[SUPPLIED MATERIAL start]

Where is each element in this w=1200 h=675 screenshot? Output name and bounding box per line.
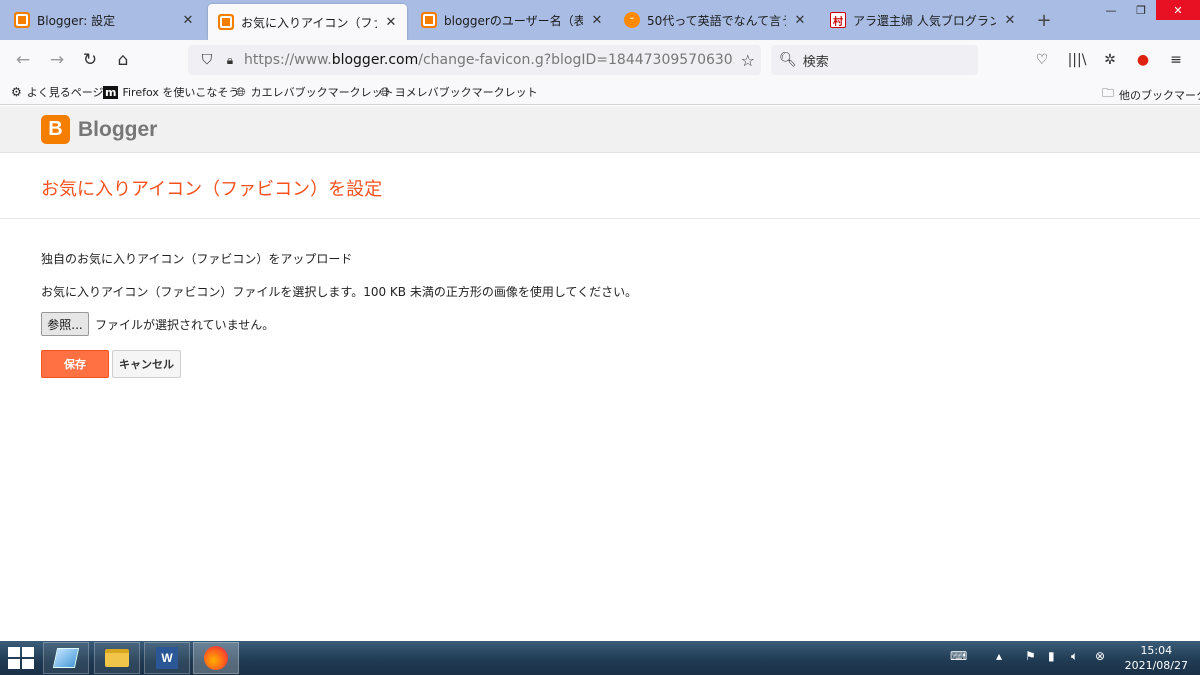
blogger-icon <box>421 12 437 28</box>
tab-english-question[interactable]: ᵕ 50代って英語でなんて言うの？ - ✕ <box>614 4 816 36</box>
taskbar-win7-app[interactable] <box>43 642 89 674</box>
close-tab-icon[interactable]: ✕ <box>589 13 605 28</box>
blogger-header: B Blogger <box>0 106 1200 153</box>
flag-icon[interactable]: ⚑ <box>1025 649 1036 663</box>
show-hidden-icons-icon[interactable]: ▴ <box>996 649 1002 663</box>
extension-icon[interactable]: ✲ <box>1099 50 1121 70</box>
search-icon: 🔍︎ <box>779 52 797 68</box>
tab-favicon-settings[interactable]: お気に入りアイコン（ファビコン）を ✕ <box>208 4 407 40</box>
divider <box>0 218 1200 219</box>
network-disconnected-icon[interactable]: ⊗ <box>1095 649 1105 663</box>
other-bookmarks[interactable]: 🗀 他のブックマーク <box>1102 84 1200 105</box>
bookmark-kaereba[interactable]: 🌐︎ カエレバブックマークレット <box>236 84 394 100</box>
globe-icon: 🌐︎ <box>380 84 390 99</box>
blogger-brand-name[interactable]: Blogger <box>78 118 157 142</box>
window-app-icon <box>52 648 80 668</box>
close-tab-icon[interactable]: ✕ <box>383 15 399 30</box>
tab-title: Blogger: 設定 <box>37 13 116 28</box>
restore-icon[interactable]: ❐ <box>1126 0 1156 20</box>
m-logo-icon: m <box>103 85 119 99</box>
navigation-toolbar: ← → ↻ ⌂ ⛉ 🔒︎ https://www.blogger.com/cha… <box>0 40 1200 80</box>
blogger-icon <box>14 12 30 28</box>
url-text[interactable]: https://www.blogger.com/change-favicon.g… <box>244 52 734 68</box>
blogger-logo-icon[interactable]: B <box>41 115 70 144</box>
bookmark-star-icon[interactable]: ☆ <box>741 51 755 70</box>
folder-icon: 🗀 <box>1102 86 1115 100</box>
tab-title: お気に入りアイコン（ファビコン）を <box>241 15 377 30</box>
keyboard-icon[interactable]: ⌨ <box>950 649 967 663</box>
save-button[interactable]: 保存 <box>41 350 109 378</box>
browse-button[interactable]: 参照... <box>41 312 89 336</box>
windows-start-icon[interactable] <box>6 645 34 671</box>
tab-blog-ranking[interactable]: 村 アラ還主婦 人気ブログランキング（ ✕ <box>820 4 1026 36</box>
tracking-shield-icon[interactable]: ⛉ <box>194 52 220 68</box>
pocket-icon[interactable]: ♡ <box>1031 50 1053 70</box>
file-status-text: ファイルが選択されていません。 <box>95 318 275 332</box>
close-tab-icon[interactable]: ✕ <box>792 13 808 28</box>
cancel-button[interactable]: キャンセル <box>112 350 181 378</box>
search-placeholder: 検索 <box>802 54 829 70</box>
minimize-icon[interactable]: — <box>1096 0 1126 20</box>
trend-micro-icon[interactable]: ● <box>1132 50 1154 70</box>
new-tab-icon[interactable]: + <box>1034 10 1054 31</box>
library-icon[interactable]: |||\ <box>1066 50 1088 70</box>
tab-title: アラ還主婦 人気ブログランキング（ <box>853 13 996 28</box>
folder-icon <box>105 649 129 667</box>
close-tab-icon[interactable]: ✕ <box>180 13 196 28</box>
tab-blogger-settings[interactable]: Blogger: 設定 ✕ <box>4 4 204 36</box>
bookmark-yomereba[interactable]: 🌐︎ ヨメレバブックマークレット <box>380 84 538 100</box>
power-icon[interactable]: ▮ <box>1048 649 1055 663</box>
taskbar-explorer[interactable] <box>94 642 140 674</box>
back-icon[interactable]: ← <box>10 48 36 72</box>
menu-icon[interactable]: ≡ <box>1165 50 1187 70</box>
volume-icon[interactable]: 🔈︎ <box>1071 649 1078 664</box>
tab-blogger-username[interactable]: bloggerのユーザー名（表示名） ✕ <box>411 4 613 36</box>
section-heading: 独自のお気に入りアイコン（ファビコン）をアップロード <box>41 252 353 266</box>
system-clock[interactable]: 15:04 2021/08/27 <box>1125 643 1188 673</box>
bookmarks-toolbar: ⚙ よく見るページ m Firefox を使いこなそう 🌐︎ カエレバブックマー… <box>0 80 1200 105</box>
taskbar-firefox[interactable] <box>193 642 239 674</box>
page-title: お気に入りアイコン（ファビコン）を設定 <box>41 179 383 200</box>
close-window-icon[interactable]: ✕ <box>1156 0 1200 20</box>
taskbar: W ⌨ ▴ ⚑ ▮ 🔈︎ ⊗ 15:04 2021/08/27 <box>0 641 1200 675</box>
gear-icon: ⚙ <box>11 85 22 99</box>
forward-icon[interactable]: → <box>44 48 70 72</box>
bookmark-firefox-tips[interactable]: m Firefox を使いこなそう <box>103 84 239 100</box>
word-icon: W <box>156 647 178 669</box>
taskbar-word[interactable]: W <box>144 642 190 674</box>
blogger-icon <box>218 14 234 30</box>
instructions-text: お気に入りアイコン（ファビコン）ファイルを選択します。100 KB 未満の正方形… <box>41 285 638 299</box>
clock-date: 2021/08/27 <box>1124 659 1188 672</box>
tab-title: bloggerのユーザー名（表示名） <box>444 13 583 28</box>
tab-title: 50代って英語でなんて言うの？ - <box>647 13 786 28</box>
bookmark-most-visited[interactable]: ⚙ よく見るページ <box>11 84 104 100</box>
search-box[interactable]: 🔍︎ 検索 <box>771 45 978 75</box>
ranking-icon: 村 <box>830 12 846 28</box>
address-bar[interactable]: ⛉ 🔒︎ https://www.blogger.com/change-favi… <box>188 45 761 75</box>
lock-icon[interactable]: 🔒︎ <box>220 53 240 68</box>
orange-face-icon: ᵕ <box>624 12 640 28</box>
reload-icon[interactable]: ↻ <box>77 48 103 72</box>
clock-time: 15:04 <box>1140 644 1173 657</box>
tab-strip: Blogger: 設定 ✕ お気に入りアイコン（ファビコン）を ✕ blogge… <box>0 0 1200 40</box>
close-tab-icon[interactable]: ✕ <box>1002 13 1018 28</box>
globe-icon: 🌐︎ <box>236 84 246 99</box>
home-icon[interactable]: ⌂ <box>110 48 136 72</box>
firefox-icon <box>204 646 228 670</box>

[SUPPLIED MATERIAL end]

▶ _WORK TO BE COMPLETED_
Reproduce every line of the items above word for word, leaving out the pictures.

▶ _REPLY_
Where is each element in this w=1200 h=675 screenshot? Output name and bounding box per line.
blogger-icon <box>421 12 437 28</box>
tab-english-question[interactable]: ᵕ 50代って英語でなんて言うの？ - ✕ <box>614 4 816 36</box>
taskbar-win7-app[interactable] <box>43 642 89 674</box>
close-tab-icon[interactable]: ✕ <box>589 13 605 28</box>
blogger-header: B Blogger <box>0 106 1200 153</box>
flag-icon[interactable]: ⚑ <box>1025 649 1036 663</box>
show-hidden-icons-icon[interactable]: ▴ <box>996 649 1002 663</box>
extension-icon[interactable]: ✲ <box>1099 50 1121 70</box>
search-icon: 🔍︎ <box>779 52 797 68</box>
tab-favicon-settings[interactable]: お気に入りアイコン（ファビコン）を ✕ <box>208 4 407 40</box>
divider <box>0 218 1200 219</box>
network-disconnected-icon[interactable]: ⊗ <box>1095 649 1105 663</box>
other-bookmarks[interactable]: 🗀 他のブックマーク <box>1102 84 1200 105</box>
bookmark-kaereba[interactable]: 🌐︎ カエレバブックマークレット <box>236 84 394 100</box>
globe-icon: 🌐︎ <box>380 84 390 99</box>
blogger-brand-name[interactable]: Blogger <box>78 118 157 142</box>
window-app-icon <box>52 648 80 668</box>
close-tab-icon[interactable]: ✕ <box>383 15 399 30</box>
tab-title: Blogger: 設定 <box>37 13 116 28</box>
restore-icon[interactable]: ❐ <box>1126 0 1156 20</box>
m-logo-icon: m <box>103 85 119 99</box>
navigation-toolbar: ← → ↻ ⌂ ⛉ 🔒︎ https://www.blogger.com/cha… <box>0 40 1200 80</box>
blogger-icon <box>14 12 30 28</box>
url-text[interactable]: https://www.blogger.com/change-favicon.g… <box>244 52 734 68</box>
blogger-logo-icon[interactable]: B <box>41 115 70 144</box>
bookmark-star-icon[interactable]: ☆ <box>741 51 755 70</box>
folder-icon: 🗀 <box>1102 86 1115 100</box>
tab-title: お気に入りアイコン（ファビコン）を <box>241 15 377 30</box>
keyboard-icon[interactable]: ⌨ <box>950 649 967 663</box>
save-button[interactable]: 保存 <box>41 350 109 378</box>
browse-button[interactable]: 参照... <box>41 312 89 336</box>
windows-start-icon[interactable] <box>6 645 34 671</box>
tab-blog-ranking[interactable]: 村 アラ還主婦 人気ブログランキング（ ✕ <box>820 4 1026 36</box>
tracking-shield-icon[interactable]: ⛉ <box>194 52 220 68</box>
pocket-icon[interactable]: ♡ <box>1031 50 1053 70</box>
file-status-text: ファイルが選択されていません。 <box>95 318 275 332</box>
close-tab-icon[interactable]: ✕ <box>792 13 808 28</box>
cancel-button[interactable]: キャンセル <box>112 350 181 378</box>
search-placeholder: 検索 <box>802 54 829 70</box>
minimize-icon[interactable]: — <box>1096 0 1126 20</box>
trend-micro-icon[interactable]: ● <box>1132 50 1154 70</box>
new-tab-icon[interactable]: + <box>1034 10 1054 31</box>
library-icon[interactable]: |||\ <box>1066 50 1088 70</box>
tab-title: アラ還主婦 人気ブログランキング（ <box>853 13 996 28</box>
folder-icon <box>105 649 129 667</box>
close-tab-icon[interactable]: ✕ <box>180 13 196 28</box>
tab-blogger-settings[interactable]: Blogger: 設定 ✕ <box>4 4 204 36</box>
bookmark-yomereba[interactable]: 🌐︎ ヨメレバブックマークレット <box>380 84 538 100</box>
power-icon[interactable]: ▮ <box>1048 649 1055 663</box>
taskbar-explorer[interactable] <box>94 642 140 674</box>
back-icon[interactable]: ← <box>10 48 36 72</box>
menu-icon[interactable]: ≡ <box>1165 50 1187 70</box>
volume-icon[interactable]: 🔈︎ <box>1071 649 1078 664</box>
tab-blogger-username[interactable]: bloggerのユーザー名（表示名） ✕ <box>411 4 613 36</box>
section-heading: 独自のお気に入りアイコン（ファビコン）をアップロード <box>41 252 353 266</box>
system-clock[interactable]: 15:04 2021/08/27 <box>1125 643 1188 673</box>
bookmarks-toolbar: ⚙ よく見るページ m Firefox を使いこなそう 🌐︎ カエレバブックマー… <box>0 80 1200 105</box>
taskbar-firefox[interactable] <box>193 642 239 674</box>
page-title: お気に入りアイコン（ファビコン）を設定 <box>41 179 383 200</box>
close-window-icon[interactable]: ✕ <box>1156 0 1200 20</box>
taskbar: W ⌨ ▴ ⚑ ▮ 🔈︎ ⊗ 15:04 2021/08/27 <box>0 641 1200 675</box>
gear-icon: ⚙ <box>11 85 22 99</box>
forward-icon[interactable]: → <box>44 48 70 72</box>
bookmark-firefox-tips[interactable]: m Firefox を使いこなそう <box>103 84 239 100</box>
word-icon: W <box>156 647 178 669</box>
taskbar-word[interactable]: W <box>144 642 190 674</box>
blogger-icon <box>218 14 234 30</box>
instructions-text: お気に入りアイコン（ファビコン）ファイルを選択します。100 KB 未満の正方形… <box>41 285 638 299</box>
clock-date: 2021/08/27 <box>1124 659 1188 672</box>
tab-title: bloggerのユーザー名（表示名） <box>444 13 583 28</box>
tab-title: 50代って英語でなんて言うの？ - <box>647 13 786 28</box>
bookmark-most-visited[interactable]: ⚙ よく見るページ <box>11 84 104 100</box>
search-box[interactable]: 🔍︎ 検索 <box>771 45 978 75</box>
ranking-icon: 村 <box>830 12 846 28</box>
address-bar[interactable]: ⛉ 🔒︎ https://www.blogger.com/change-favi… <box>188 45 761 75</box>
lock-icon[interactable]: 🔒︎ <box>220 53 240 68</box>
orange-face-icon: ᵕ <box>624 12 640 28</box>
reload-icon[interactable]: ↻ <box>77 48 103 72</box>
clock-time: 15:04 <box>1140 644 1173 657</box>
tab-strip: Blogger: 設定 ✕ お気に入りアイコン（ファビコン）を ✕ blogge… <box>0 0 1200 40</box>
close-tab-icon[interactable]: ✕ <box>1002 13 1018 28</box>
globe-icon: 🌐︎ <box>236 84 246 99</box>
home-icon[interactable]: ⌂ <box>110 48 136 72</box>
firefox-icon <box>204 646 228 670</box>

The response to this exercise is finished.